DO THIS
Gather, from the data below, each line in which the word "screenshot" occurs.

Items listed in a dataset
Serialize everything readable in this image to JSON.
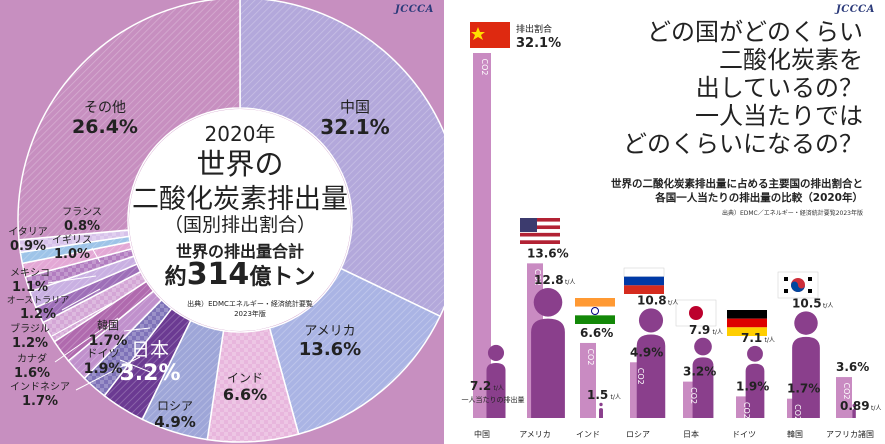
{
  "colors": {
    "accent_purple": "#8a3f8c",
    "bar_pink": "#c98bc2",
    "body_purple": "#8a3f8c"
  },
  "logo": "JCCCA",
  "chart_data": [
    {
      "type": "pie",
      "variant": "donut",
      "center": {
        "year": "2020年",
        "title_line1": "世界の",
        "title_line2": "二酸化炭素排出量",
        "subtitle": "（国別排出割合）",
        "total_label": "世界の排出量合計",
        "total_prefix": "約",
        "total_value": "314",
        "total_unit": "億トン",
        "source_line1": "出典）EDMCエネルギー・経済統計要覧",
        "source_line2": "2023年版"
      },
      "slices": [
        {
          "name": "中国",
          "value": 32.1,
          "value_label": "32.1%",
          "color": "#b3a8db"
        },
        {
          "name": "アメリカ",
          "value": 13.6,
          "value_label": "13.6%",
          "color": "#aab4e4"
        },
        {
          "name": "インド",
          "value": 6.6,
          "value_label": "6.6%",
          "color": "#e8b6dd"
        },
        {
          "name": "ロシア",
          "value": 4.9,
          "value_label": "4.9%",
          "color": "#9ea6d8"
        },
        {
          "name": "日本",
          "value": 3.2,
          "value_label": "3.2%",
          "color": "#6b3a92"
        },
        {
          "name": "ドイツ",
          "value": 1.9,
          "value_label": "1.9%",
          "color": "#7e72b8"
        },
        {
          "name": "韓国",
          "value": 1.7,
          "value_label": "1.7%",
          "color": "#c090cc"
        },
        {
          "name": "インドネシア",
          "value": 1.7,
          "value_label": "1.7%",
          "color": "#b06aae"
        },
        {
          "name": "カナダ",
          "value": 1.6,
          "value_label": "1.6%",
          "color": "#d4a6d6"
        },
        {
          "name": "ブラジル",
          "value": 1.2,
          "value_label": "1.2%",
          "color": "#9e6fb8"
        },
        {
          "name": "オーストラリア",
          "value": 1.2,
          "value_label": "1.2%",
          "color": "#c9b0e2"
        },
        {
          "name": "メキシコ",
          "value": 1.1,
          "value_label": "1.1%",
          "color": "#b27dc0"
        },
        {
          "name": "イギリス",
          "value": 1.0,
          "value_label": "1.0%",
          "color": "#e3a8d5"
        },
        {
          "name": "フランス",
          "value": 0.8,
          "value_label": "0.8%",
          "color": "#9ec4e8"
        },
        {
          "name": "イタリア",
          "value": 0.9,
          "value_label": "0.9%",
          "color": "#d7c2ea"
        },
        {
          "name": "その他",
          "value": 26.4,
          "value_label": "26.4%",
          "color": "#c78fc0"
        }
      ]
    },
    {
      "type": "bar",
      "title_lines": [
        "どの国がどのくらい",
        "二酸化炭素を",
        "出しているの？",
        "一人当たりでは",
        "どのくらいになるの？"
      ],
      "subtitle_lines": [
        "世界の二酸化炭素排出量に占める主要国の排出割合と",
        "各国一人当たりの排出量の比較（2020年）"
      ],
      "source": "出典）EDMC／エネルギー・経済統計要覧2023年版",
      "share_header": "排出割合",
      "bar_text": "CO2",
      "per_capita_note": "一人当たりの排出量",
      "per_capita_unit": "t/人",
      "categories": [
        "中国",
        "アメリカ",
        "インド",
        "ロシア",
        "日本",
        "ドイツ",
        "韓国",
        "アフリカ諸国"
      ],
      "series": [
        {
          "name": "排出割合",
          "values": [
            32.1,
            13.6,
            6.6,
            4.9,
            3.2,
            1.9,
            1.7,
            3.6
          ],
          "labels": [
            "32.1%",
            "13.6%",
            "6.6%",
            "4.9%",
            "3.2%",
            "1.9%",
            "1.7%",
            "3.6%"
          ]
        },
        {
          "name": "一人当たりの排出量",
          "values": [
            7.2,
            12.8,
            1.5,
            10.8,
            7.9,
            7.1,
            10.5,
            0.89
          ],
          "labels": [
            "7.2",
            "12.8",
            "1.5",
            "10.8",
            "7.9",
            "7.1",
            "10.5",
            "0.89"
          ]
        }
      ]
    }
  ]
}
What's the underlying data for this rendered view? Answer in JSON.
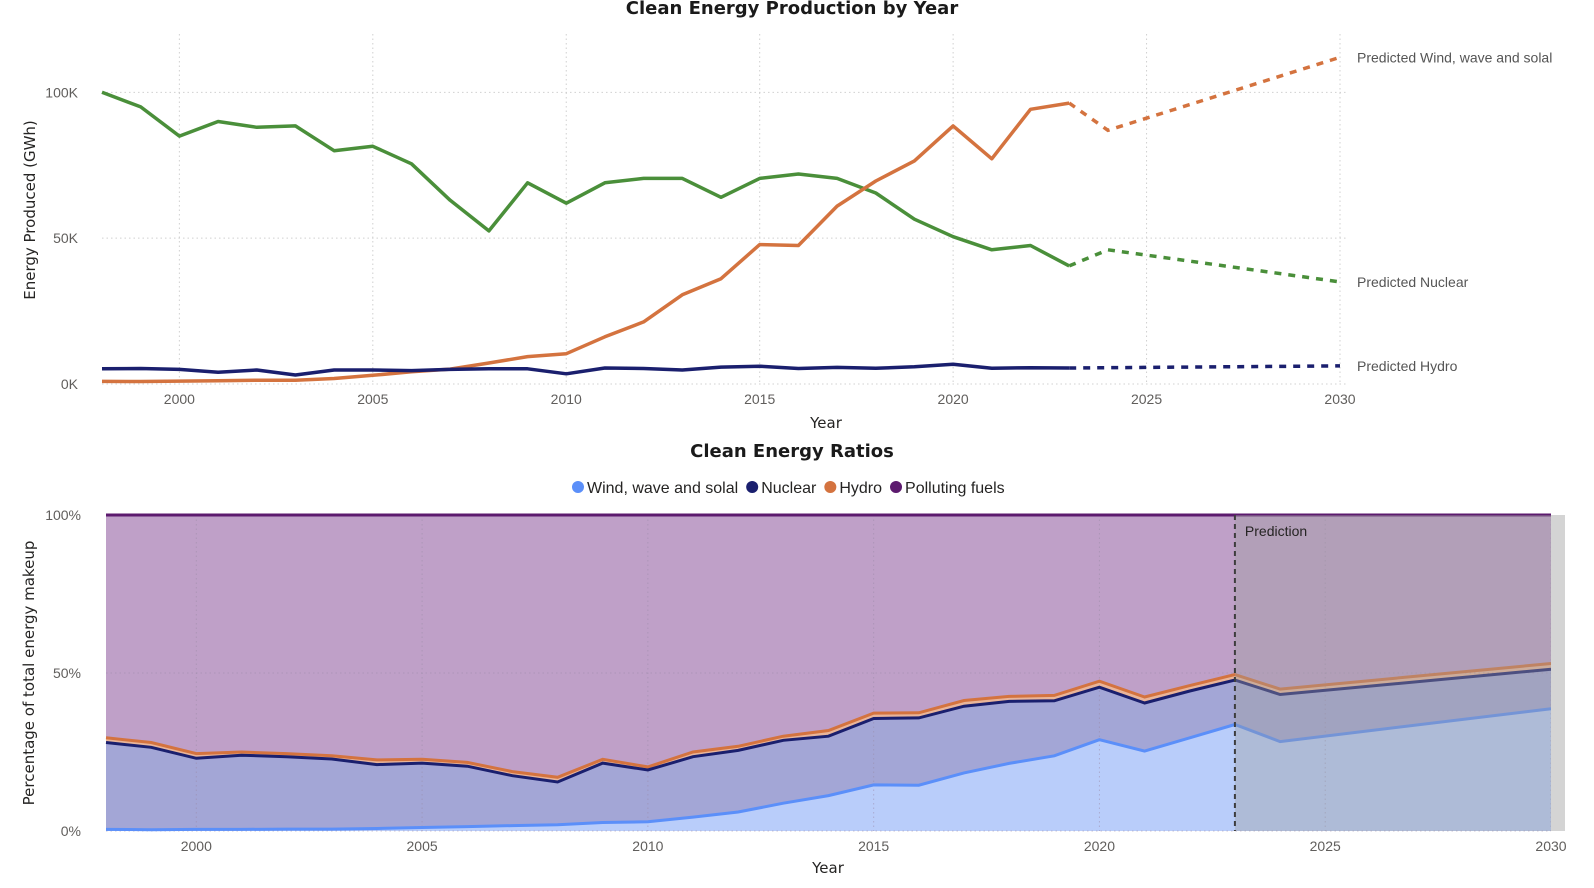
{
  "chart_data": [
    {
      "type": "line",
      "title": "Clean Energy Production by Year",
      "xlabel": "Year",
      "ylabel": "Energy Produced (GWh)",
      "xlim": [
        1998,
        2030
      ],
      "ylim": [
        0,
        120000
      ],
      "x_ticks": [
        2000,
        2005,
        2010,
        2015,
        2020,
        2025,
        2030
      ],
      "y_ticks": [
        {
          "value": 0,
          "label": "0K"
        },
        {
          "value": 50000,
          "label": "50K"
        },
        {
          "value": 100000,
          "label": "100K"
        }
      ],
      "grid": true,
      "series": [
        {
          "key": "nuclear",
          "color": "#4a8f3a",
          "x": [
            1998,
            1999,
            2000,
            2001,
            2002,
            2003,
            2004,
            2005,
            2006,
            2007,
            2008,
            2009,
            2010,
            2011,
            2012,
            2013,
            2014,
            2015,
            2016,
            2017,
            2018,
            2019,
            2020,
            2021,
            2022,
            2023
          ],
          "values": [
            100000,
            95000,
            85000,
            90000,
            88000,
            88500,
            80000,
            81500,
            75500,
            63000,
            52500,
            69000,
            62000,
            69000,
            70500,
            70500,
            64000,
            70500,
            72000,
            70500,
            65500,
            56500,
            50500,
            46000,
            47500,
            40500
          ]
        },
        {
          "key": "wind",
          "color": "#d4733f",
          "x": [
            1998,
            1999,
            2000,
            2001,
            2002,
            2003,
            2004,
            2005,
            2006,
            2007,
            2008,
            2009,
            2010,
            2011,
            2012,
            2013,
            2014,
            2015,
            2016,
            2017,
            2018,
            2019,
            2020,
            2021,
            2022,
            2023
          ],
          "values": [
            900,
            850,
            1000,
            1100,
            1300,
            1300,
            1900,
            3000,
            4200,
            5100,
            7200,
            9400,
            10400,
            16200,
            21300,
            30600,
            36100,
            47800,
            47500,
            61000,
            69600,
            76500,
            88500,
            77200,
            94200,
            96300
          ]
        },
        {
          "key": "hydro",
          "color": "#1a1f6e",
          "x": [
            1998,
            1999,
            2000,
            2001,
            2002,
            2003,
            2004,
            2005,
            2006,
            2007,
            2008,
            2009,
            2010,
            2011,
            2012,
            2013,
            2014,
            2015,
            2016,
            2017,
            2018,
            2019,
            2020,
            2021,
            2022,
            2023
          ],
          "values": [
            5200,
            5300,
            5000,
            4000,
            4800,
            3100,
            4800,
            4800,
            4600,
            5000,
            5200,
            5200,
            3500,
            5500,
            5300,
            4800,
            5800,
            6100,
            5300,
            5700,
            5400,
            5900,
            6800,
            5400,
            5600,
            5500
          ]
        }
      ],
      "predictions": [
        {
          "key": "pred_wind",
          "label": "Predicted Wind, wave and solal",
          "color": "#d4733f",
          "x": [
            2023,
            2024,
            2030
          ],
          "values": [
            96300,
            87000,
            112000
          ]
        },
        {
          "key": "pred_nuclear",
          "label": "Predicted Nuclear",
          "color": "#4a8f3a",
          "x": [
            2023,
            2024,
            2030
          ],
          "values": [
            40500,
            46000,
            35000
          ]
        },
        {
          "key": "pred_hydro",
          "label": "Predicted Hydro",
          "color": "#1a1f6e",
          "x": [
            2023,
            2024,
            2030
          ],
          "values": [
            5500,
            5600,
            6200
          ]
        }
      ]
    },
    {
      "type": "area",
      "title": "Clean Energy Ratios",
      "xlabel": "Year",
      "ylabel": "Percentage of total energy makeup",
      "xlim": [
        1998,
        2030
      ],
      "ylim": [
        0,
        100
      ],
      "x_ticks": [
        2000,
        2005,
        2010,
        2015,
        2020,
        2025,
        2030
      ],
      "y_ticks": [
        {
          "value": 0,
          "label": "0%"
        },
        {
          "value": 50,
          "label": "50%"
        },
        {
          "value": 100,
          "label": "100%"
        }
      ],
      "grid": true,
      "legend_position": "top-center",
      "legend": [
        {
          "label": "Wind, wave and solal",
          "color": "#5b8ff9"
        },
        {
          "label": "Nuclear",
          "color": "#1a1f6e"
        },
        {
          "label": "Hydro",
          "color": "#d4733f"
        },
        {
          "label": "Polluting fuels",
          "color": "#5c1a6e"
        }
      ],
      "x": [
        1998,
        1999,
        2000,
        2001,
        2002,
        2003,
        2004,
        2005,
        2006,
        2007,
        2008,
        2009,
        2010,
        2011,
        2012,
        2013,
        2014,
        2015,
        2016,
        2017,
        2018,
        2019,
        2020,
        2021,
        2022,
        2023,
        2024,
        2030
      ],
      "wind_cumulative": [
        0.5,
        0.4,
        0.5,
        0.5,
        0.6,
        0.6,
        0.8,
        1.1,
        1.4,
        1.7,
        2.0,
        2.7,
        2.9,
        4.4,
        6.0,
        8.8,
        11.2,
        14.6,
        14.5,
        18.4,
        21.4,
        23.8,
        28.9,
        25.3,
        29.5,
        33.7,
        28.3,
        38.7
      ],
      "nuclear_cumulative": [
        28,
        26.5,
        23,
        24,
        23.5,
        22.8,
        21,
        21.5,
        20.5,
        17.5,
        15.5,
        21.5,
        19.3,
        23.5,
        25.5,
        28.7,
        30,
        35.6,
        35.8,
        39.5,
        41,
        41.2,
        45.5,
        40.5,
        44.3,
        47.8,
        43.2,
        51.2
      ],
      "hydro_cumulative": [
        29.5,
        28,
        24.5,
        25,
        24.5,
        23.8,
        22.5,
        22.7,
        21.7,
        18.8,
        17,
        22.7,
        20.3,
        25,
        26.8,
        30,
        31.8,
        37.3,
        37.4,
        41.3,
        42.6,
        42.9,
        47.4,
        42.4,
        46,
        49.5,
        44.9,
        53
      ],
      "polluting_cumulative": 100,
      "prediction_start": 2023,
      "prediction_label": "Prediction"
    }
  ]
}
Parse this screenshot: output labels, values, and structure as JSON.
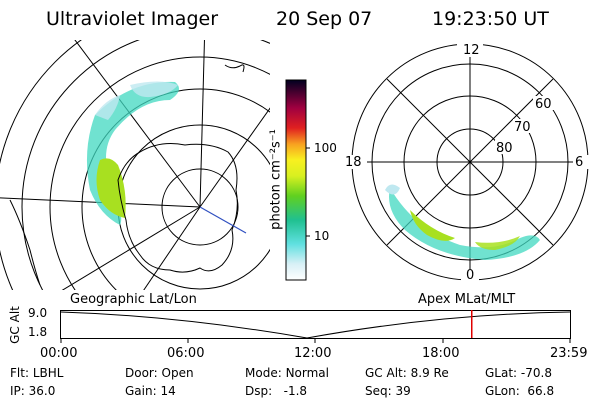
{
  "header": {
    "instrument": "Ultraviolet Imager",
    "date": "20 Sep 07",
    "time": "19:23:50 UT"
  },
  "colorbar": {
    "unit_label": "photon cm⁻²s⁻¹",
    "ticks": [
      "100",
      "10"
    ]
  },
  "polar_plot": {
    "mlt_labels": [
      "12",
      "18",
      "6",
      "0"
    ],
    "mlat_labels": [
      "60",
      "70",
      "80"
    ]
  },
  "timeline": {
    "left_label": "Geographic Lat/Lon",
    "right_label": "Apex  MLat/MLT",
    "axis_title": "GC Alt",
    "y_ticks": [
      "9.0",
      "1.8"
    ],
    "x_ticks": [
      "00:00",
      "06:00",
      "12:00",
      "18:00",
      "23:59"
    ],
    "current_time_fraction": 0.807
  },
  "info": {
    "row1": [
      {
        "key": "Flt:",
        "value": "LBHL"
      },
      {
        "key": "Door:",
        "value": "Open"
      },
      {
        "key": "Mode:",
        "value": "Normal"
      },
      {
        "key": "GC Alt:",
        "value": "8.9 Re"
      },
      {
        "key": "GLat:",
        "value": "-70.8"
      }
    ],
    "row2": [
      {
        "key": "IP:",
        "value": "36.0"
      },
      {
        "key": "Gain:",
        "value": "14"
      },
      {
        "key": "Dsp:",
        "value": "-1.8"
      },
      {
        "key": "Seq:",
        "value": "39"
      },
      {
        "key": "GLon:",
        "value": "66.8"
      }
    ]
  },
  "colors": {
    "aurora_low": "#bfe8f0",
    "aurora_mid": "#40d8c0",
    "aurora_high": "#a8e020",
    "marker": "#e00000",
    "track": "#3050c0"
  }
}
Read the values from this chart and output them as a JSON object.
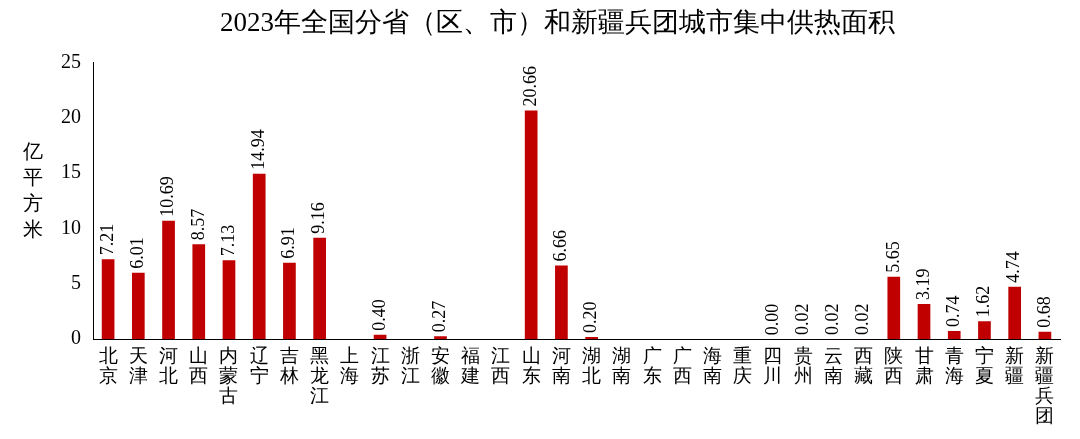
{
  "chart_data": {
    "type": "bar",
    "title": "2023年全国分省（区、市）和新疆兵团城市集中供热面积",
    "ylabel": "亿平方米",
    "categories": [
      "北京",
      "天津",
      "河北",
      "山西",
      "内蒙古",
      "辽宁",
      "吉林",
      "黑龙江",
      "上海",
      "江苏",
      "浙江",
      "安徽",
      "福建",
      "江西",
      "山东",
      "河南",
      "湖北",
      "湖南",
      "广东",
      "广西",
      "海南",
      "重庆",
      "四川",
      "贵州",
      "云南",
      "西藏",
      "陕西",
      "甘肃",
      "青海",
      "宁夏",
      "新疆",
      "新疆兵团"
    ],
    "values": [
      7.21,
      6.01,
      10.69,
      8.57,
      7.13,
      14.94,
      6.91,
      9.16,
      null,
      0.4,
      null,
      0.27,
      null,
      null,
      20.66,
      6.66,
      0.2,
      null,
      null,
      null,
      null,
      null,
      0.0,
      0.02,
      0.02,
      0.02,
      5.65,
      3.19,
      0.74,
      1.62,
      4.74,
      0.68
    ],
    "value_labels": [
      "7.21",
      "6.01",
      "10.69",
      "8.57",
      "7.13",
      "14.94",
      "6.91",
      "9.16",
      null,
      "0.40",
      null,
      "0.27",
      null,
      null,
      "20.66",
      "6.66",
      "0.20",
      null,
      null,
      null,
      null,
      null,
      "0.00",
      "0.02",
      "0.02",
      "0.02",
      "5.65",
      "3.19",
      "0.74",
      "1.62",
      "4.74",
      "0.68"
    ],
    "color": "#c00000",
    "ylim": [
      0,
      25
    ],
    "yticks": [
      0,
      5,
      10,
      15,
      20,
      25
    ],
    "grid": false,
    "legend": false
  }
}
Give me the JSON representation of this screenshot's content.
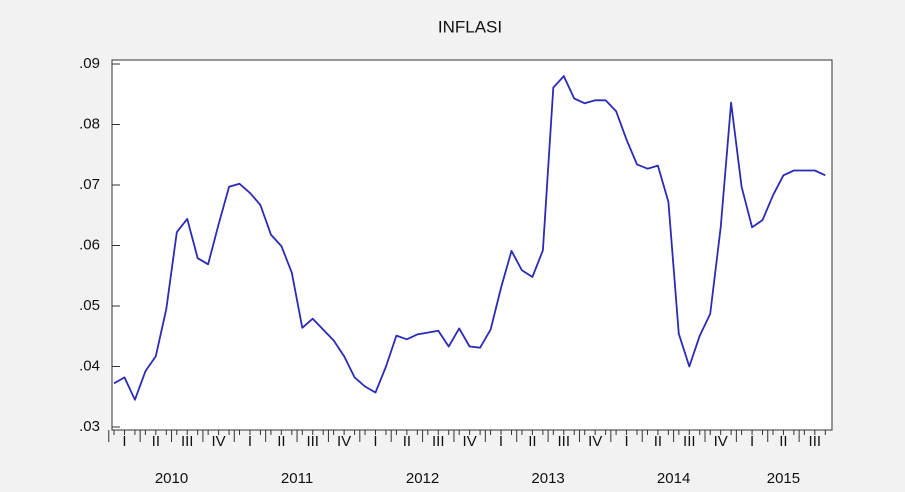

RESULT
Parse this screenshot: output labels, values, and structure as JSON.
Give me the JSON representation of this screenshot's content.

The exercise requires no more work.